• WHAT TO WORK ON
Each entry below is to be given again word for word, with no pictures.

== == ==

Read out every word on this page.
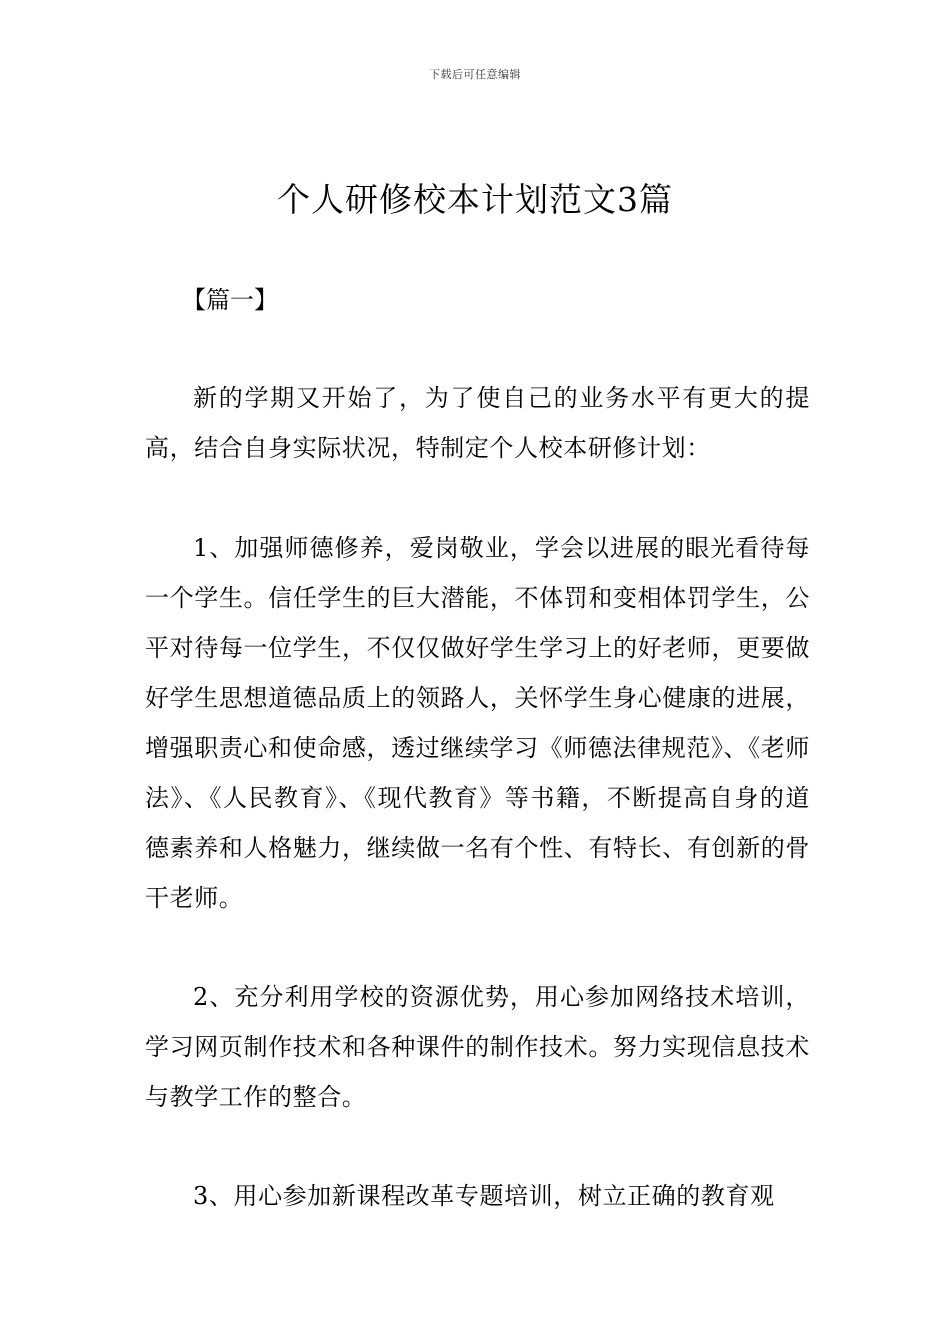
下载后可任意编辑
个人研修校本计划范文3篇

【篇一】

新的学期又开始了，为了使自己的业务水平有更大的提高，结合自身实际状况，特制定个人校本研修计划：

1、加强师德修养，爱岗敬业，学会以进展的眼光看待每一个学生。信任学生的巨大潜能，不体罚和变相体罚学生，公平对待每一位学生，不仅仅做好学生学习上的好老师，更要做好学生思想道德品质上的领路人，关怀学生身心健康的进展，增强职责心和使命感，透过继续学习《师德法律规范》、《老师法》、《人民教育》、《现代教育》等书籍，不断提高自身的道德素养和人格魅力，继续做一名有个性、有特长、有创新的骨干老师。

2、充分利用学校的资源优势，用心参加网络技术培训，学习网页制作技术和各种课件的制作技术。努力实现信息技术与教学工作的整合。

3、用心参加新课程改革专题培训，树立正确的教育观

== == ==

• REPLY TO THE EXERCISE
Read out every word on this page.
下载后可任意编辑
个人研修校本计划范文3篇

【篇一】

新的学期又开始了，为了使自己的业务水平有更大的提高，结合自身实际状况，特制定个人校本研修计划：

1、加强师德修养，爱岗敬业，学会以进展的眼光看待每一个学生。信任学生的巨大潜能，不体罚和变相体罚学生，公平对待每一位学生，不仅仅做好学生学习上的好老师，更要做好学生思想道德品质上的领路人，关怀学生身心健康的进展，增强职责心和使命感，透过继续学习《师德法律规范》、《老师法》、《人民教育》、《现代教育》等书籍，不断提高自身的道德素养和人格魅力，继续做一名有个性、有特长、有创新的骨干老师。

2、充分利用学校的资源优势，用心参加网络技术培训，学习网页制作技术和各种课件的制作技术。努力实现信息技术与教学工作的整合。

3、用心参加新课程改革专题培训，树立正确的教育观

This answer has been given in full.